WHAT TO PRODUCE
Find each line containing the string "校准时探头应准确置于标样标定数值的校准点上" and return it.

(Collection entries)
════════════════

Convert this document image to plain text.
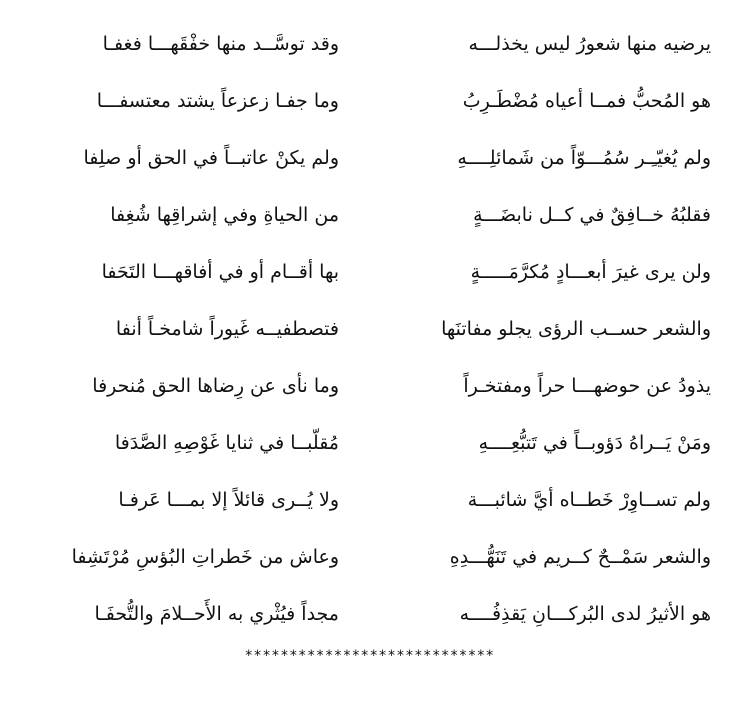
يرضيه منها شعورُ ليس يخذلـــه
وقد توسَّــد منها خفْقَهـــا فغفـا
هو المُحبُّ فمــا أعياه مُضْطَـرِبُ
وما جفـا زعزعاً يشتد معتسفـــا
ولم يُغيّـِـر سُمُـــوّاً من شَمائلِــــهِ
ولم يكنْ عاتبــاً في الحق أو صلِفا
فقلبُهُ خــافِقٌ في كــل نابضَـــةٍ
من الحياةِ وفي إشراقِها شُغِفا
ولن يرى غيرَ أبعـــادٍ مُكرَّمَـــــةٍ
بها أقــام أو في أفاقهـــا التَحَفا
والشعر حســب الرؤى يجلو مفاتنَها
فتصطفيــه غَيوراً شامخـاً أنفا
يذودُ عن حوضهـــا حراً ومفتخـراً
وما نأى عن رِضاها الحق مُنحرفا
ومَنْ يَــراهُ دَؤوبــاً في تَتبُّعِــــهِ
مُقلّبــا في ثنايا غَوْصِهِ الصَّدَفا
ولم تســاوِرْ خَطــاه أيَّ شائبـــة
ولا يُــرى قائلاً إلا بمـــا عَرفـا
والشعر سَمْــحٌ كــريم في تَنَهُّـــدِهِ
وعاش من خَطراتِ البُؤسِ مُرْتَشِفا
هو الأثيرُ لدى البُركـــانِ يَقذِفُــــه
مجداً فيُثْري به الأَحــلامَ والتُّحفَـا
****************************
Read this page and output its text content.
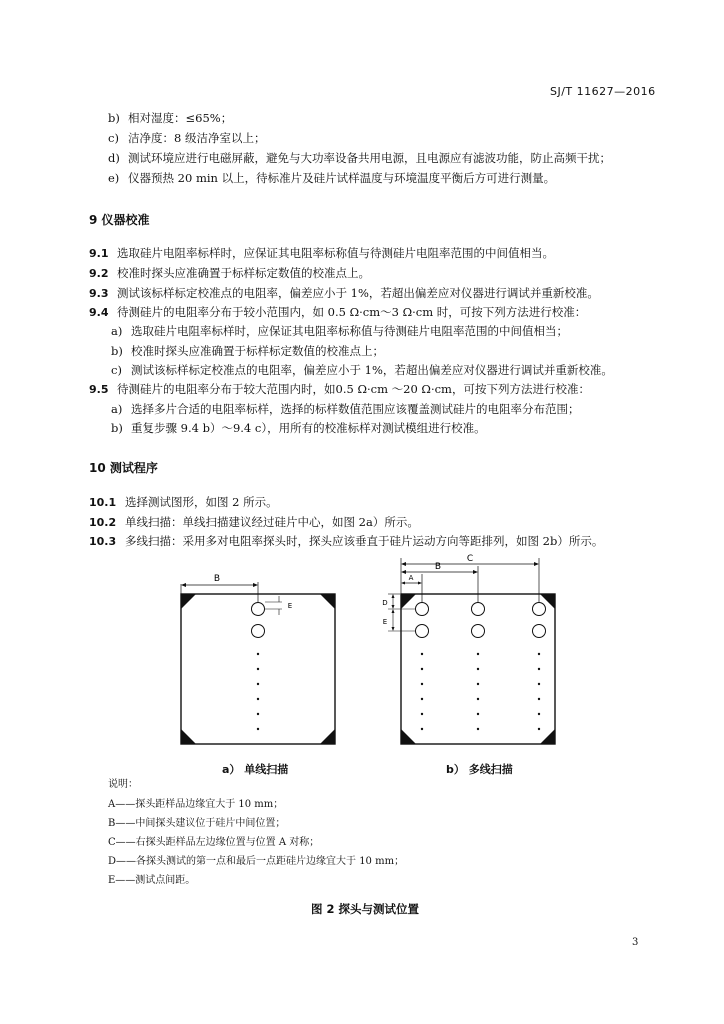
SJ/T 11627—2016
b) 相对湿度：≤65%；
c) 洁净度：8 级洁净室以上；
d) 测试环境应进行电磁屏蔽，避免与大功率设备共用电源，且电源应有滤波功能，防止高频干扰；
e) 仪器预热 20 min 以上，待标准片及硅片试样温度与环境温度平衡后方可进行测量。
9 仪器校准
9.1 选取硅片电阻率标样时，应保证其电阻率标称值与待测硅片电阻率范围的中间值相当。
9.2 校准时探头应准确置于标样标定数值的校准点上。
9.3 测试该标样标定校准点的电阻率，偏差应小于 1%，若超出偏差应对仪器进行调试并重新校准。
9.4 待测硅片的电阻率分布于较小范围内，如 0.5 Ω·cm～3 Ω·cm 时，可按下列方法进行校准：
a) 选取硅片电阻率标样时，应保证其电阻率标称值与待测硅片电阻率范围的中间值相当；
b) 校准时探头应准确置于标样标定数值的校准点上；
c) 测试该标样标定校准点的电阻率，偏差应小于 1%，若超出偏差应对仪器进行调试并重新校准。
9.5 待测硅片的电阻率分布于较大范围内时，如0.5 Ω·cm ～20 Ω·cm，可按下列方法进行校准：
a) 选择多片合适的电阻率标样，选择的标样数值范围应该覆盖测试硅片的电阻率分布范围；
b) 重复步骤 9.4 b）～9.4 c），用所有的校准标样对测试模组进行校准。
10 测试程序
10.1 选择测试图形，如图 2 所示。
10.2 单线扫描：单线扫描建议经过硅片中心，如图 2a）所示。
10.3 多线扫描：采用多对电阻率探头时，探头应该垂直于硅片运动方向等距排列，如图 2b）所示。
B
E
C
B
A
D
E
a） 单线扫描	b） 多线扫描
说明：
A——探头距样品边缘宜大于 10 mm；
B——中间探头建议位于硅片中间位置；
C——右探头距样品左边缘位置与位置 A 对称；
D——各探头测试的第一点和最后一点距硅片边缘宜大于 10 mm；
E——测试点间距。
图 2 探头与测试位置
3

════════════════

SOLUTION BELOW
9.2 校准时探头应准确置于标样标定数值的校准点上。
b) 校准时探头应准确置于标样标定数值的校准点上；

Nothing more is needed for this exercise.